╭─ Records for this exercise

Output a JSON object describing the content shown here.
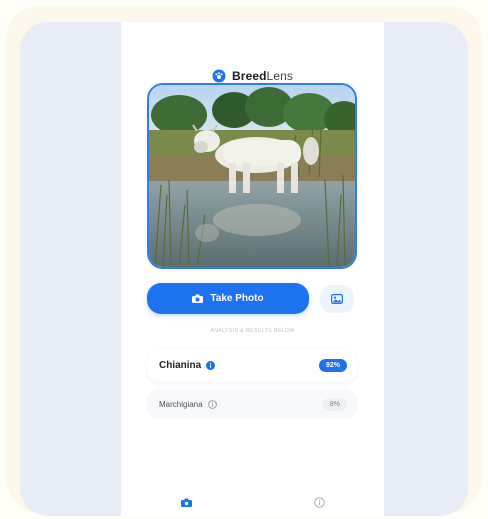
{
  "app": {
    "title_bold": "Breed",
    "title_light": "Lens",
    "logo_icon": "paw-globe-icon"
  },
  "photo": {
    "subject": "cow-standing-in-water"
  },
  "actions": {
    "take_photo_label": "Take Photo",
    "camera_icon": "camera-icon",
    "gallery_icon": "gallery-icon"
  },
  "hint": "ANALYSIS & RESULTS BELOW",
  "results": [
    {
      "name": "Chianina",
      "confidence": "92%",
      "info_icon": "info-icon"
    },
    {
      "name": "Marchigiana",
      "confidence": "8%",
      "info_icon": "info-icon"
    }
  ],
  "tabs": [
    {
      "id": "camera",
      "icon": "camera-icon"
    },
    {
      "id": "info",
      "icon": "info-icon"
    }
  ],
  "colors": {
    "accent": "#1d73ee",
    "backdrop": "#e7ecf7",
    "frame": "#fdf6ea"
  }
}
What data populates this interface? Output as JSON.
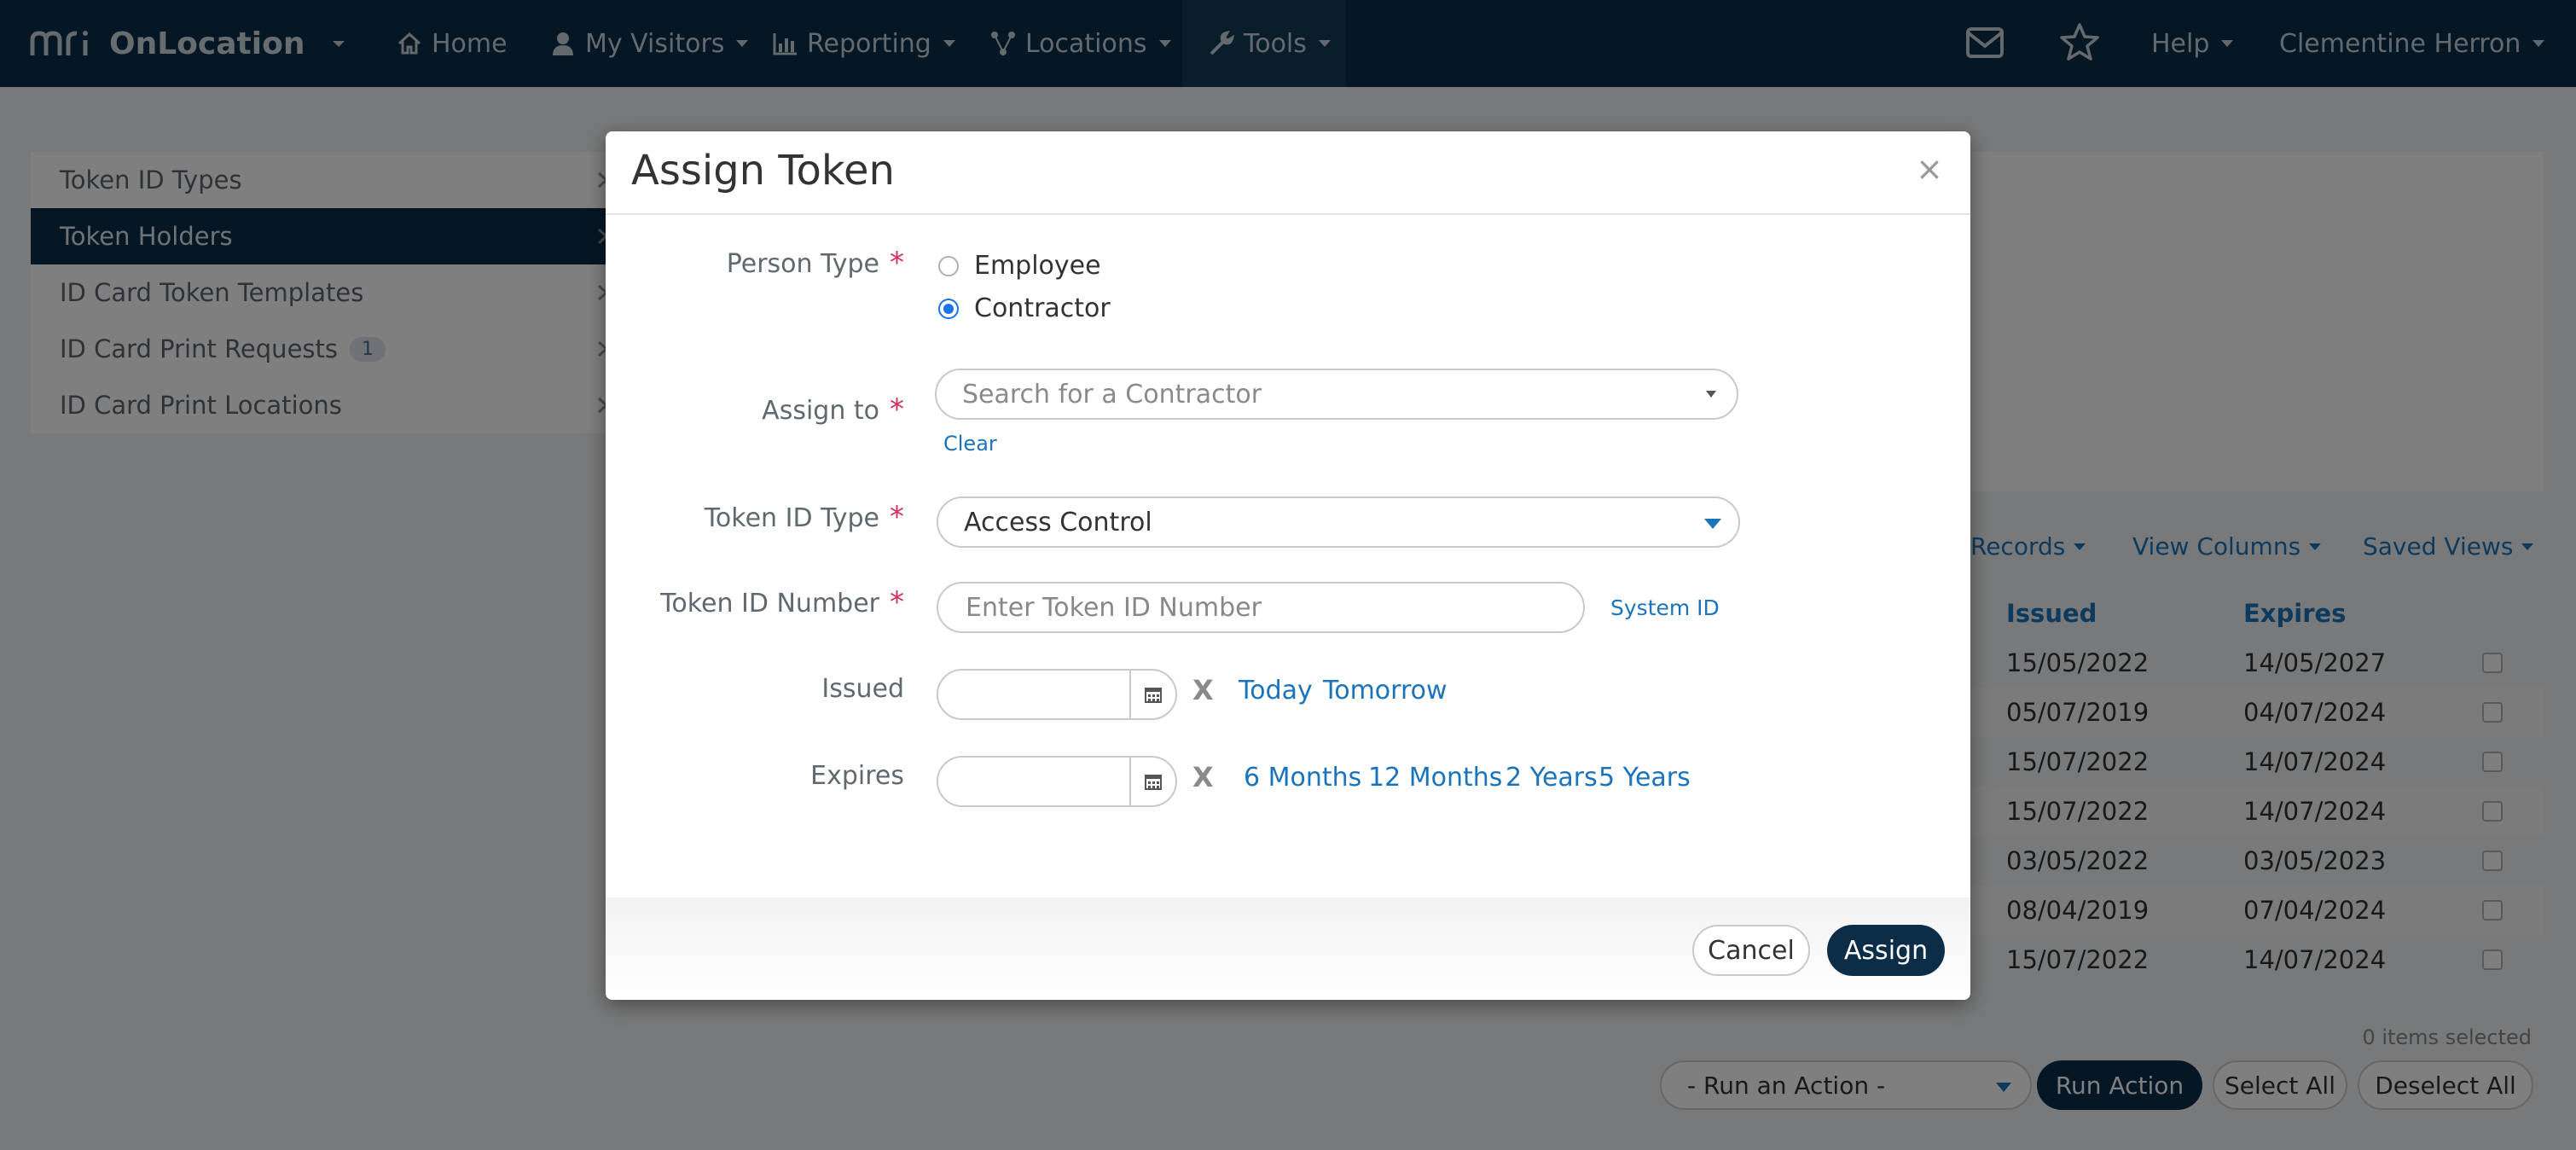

╰─

**Task directions**
Write out every line of the entries that holds the word "icon".

**Reply to the task**
    "logo_icon": "paw-globe-icon"
    "camera_icon": "camera-icon",
    "gallery_icon": "gallery-icon"
      "info_icon": "info-icon"
      "info_icon": "info-icon"
      "icon": "camera-icon"
      "icon": "info-icon"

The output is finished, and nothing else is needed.